Work instructions >>
From the entries below, extract every line that includes the word "this".

Data excerpts:
┌──

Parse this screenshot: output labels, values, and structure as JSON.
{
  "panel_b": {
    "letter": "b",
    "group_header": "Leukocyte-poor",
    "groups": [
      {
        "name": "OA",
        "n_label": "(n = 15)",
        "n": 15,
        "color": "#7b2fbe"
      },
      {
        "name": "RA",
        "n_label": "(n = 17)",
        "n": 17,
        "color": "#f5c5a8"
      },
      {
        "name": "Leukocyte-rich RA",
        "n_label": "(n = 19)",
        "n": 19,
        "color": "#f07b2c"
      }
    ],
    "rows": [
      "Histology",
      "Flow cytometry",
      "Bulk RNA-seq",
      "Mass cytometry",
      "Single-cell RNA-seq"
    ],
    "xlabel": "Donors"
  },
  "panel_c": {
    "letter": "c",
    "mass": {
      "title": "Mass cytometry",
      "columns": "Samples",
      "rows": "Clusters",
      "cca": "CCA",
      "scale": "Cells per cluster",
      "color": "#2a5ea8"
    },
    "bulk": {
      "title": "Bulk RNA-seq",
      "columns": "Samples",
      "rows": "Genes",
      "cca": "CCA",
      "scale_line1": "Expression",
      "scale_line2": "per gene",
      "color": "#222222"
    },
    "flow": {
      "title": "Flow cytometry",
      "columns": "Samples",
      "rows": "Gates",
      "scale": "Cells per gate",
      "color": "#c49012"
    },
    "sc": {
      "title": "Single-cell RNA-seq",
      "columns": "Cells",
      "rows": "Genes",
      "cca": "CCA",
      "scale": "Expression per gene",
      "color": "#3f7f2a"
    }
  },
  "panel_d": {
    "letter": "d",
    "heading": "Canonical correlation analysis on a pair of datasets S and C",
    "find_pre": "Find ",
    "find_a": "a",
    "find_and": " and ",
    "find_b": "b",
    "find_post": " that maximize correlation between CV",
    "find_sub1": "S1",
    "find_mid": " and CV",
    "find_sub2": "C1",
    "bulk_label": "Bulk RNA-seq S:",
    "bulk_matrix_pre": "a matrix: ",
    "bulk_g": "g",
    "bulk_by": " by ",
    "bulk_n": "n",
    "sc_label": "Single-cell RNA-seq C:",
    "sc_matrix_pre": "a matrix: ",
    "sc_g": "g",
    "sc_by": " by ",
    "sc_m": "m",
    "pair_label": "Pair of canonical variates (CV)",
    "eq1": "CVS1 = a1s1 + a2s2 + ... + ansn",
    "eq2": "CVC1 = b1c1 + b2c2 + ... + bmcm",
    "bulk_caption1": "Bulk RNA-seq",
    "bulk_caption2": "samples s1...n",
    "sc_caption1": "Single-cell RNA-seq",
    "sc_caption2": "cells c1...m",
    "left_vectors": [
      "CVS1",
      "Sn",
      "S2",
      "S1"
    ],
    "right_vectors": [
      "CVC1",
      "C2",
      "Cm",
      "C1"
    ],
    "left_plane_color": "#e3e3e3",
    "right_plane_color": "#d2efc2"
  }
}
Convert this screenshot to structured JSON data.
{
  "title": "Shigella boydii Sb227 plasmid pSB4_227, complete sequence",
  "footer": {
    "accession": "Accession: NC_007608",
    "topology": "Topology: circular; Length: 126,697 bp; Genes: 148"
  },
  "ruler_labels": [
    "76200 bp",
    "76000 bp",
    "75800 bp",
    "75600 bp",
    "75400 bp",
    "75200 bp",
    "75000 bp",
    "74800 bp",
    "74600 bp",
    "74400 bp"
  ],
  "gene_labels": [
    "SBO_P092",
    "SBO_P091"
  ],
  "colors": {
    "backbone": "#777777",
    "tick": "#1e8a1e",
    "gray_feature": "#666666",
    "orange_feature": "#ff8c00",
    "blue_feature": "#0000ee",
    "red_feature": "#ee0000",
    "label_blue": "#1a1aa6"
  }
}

└──

Exercise response >>
Parse this screenshot: output labels, values, and structure as JSON.
Convert this screenshot to structured JSON data.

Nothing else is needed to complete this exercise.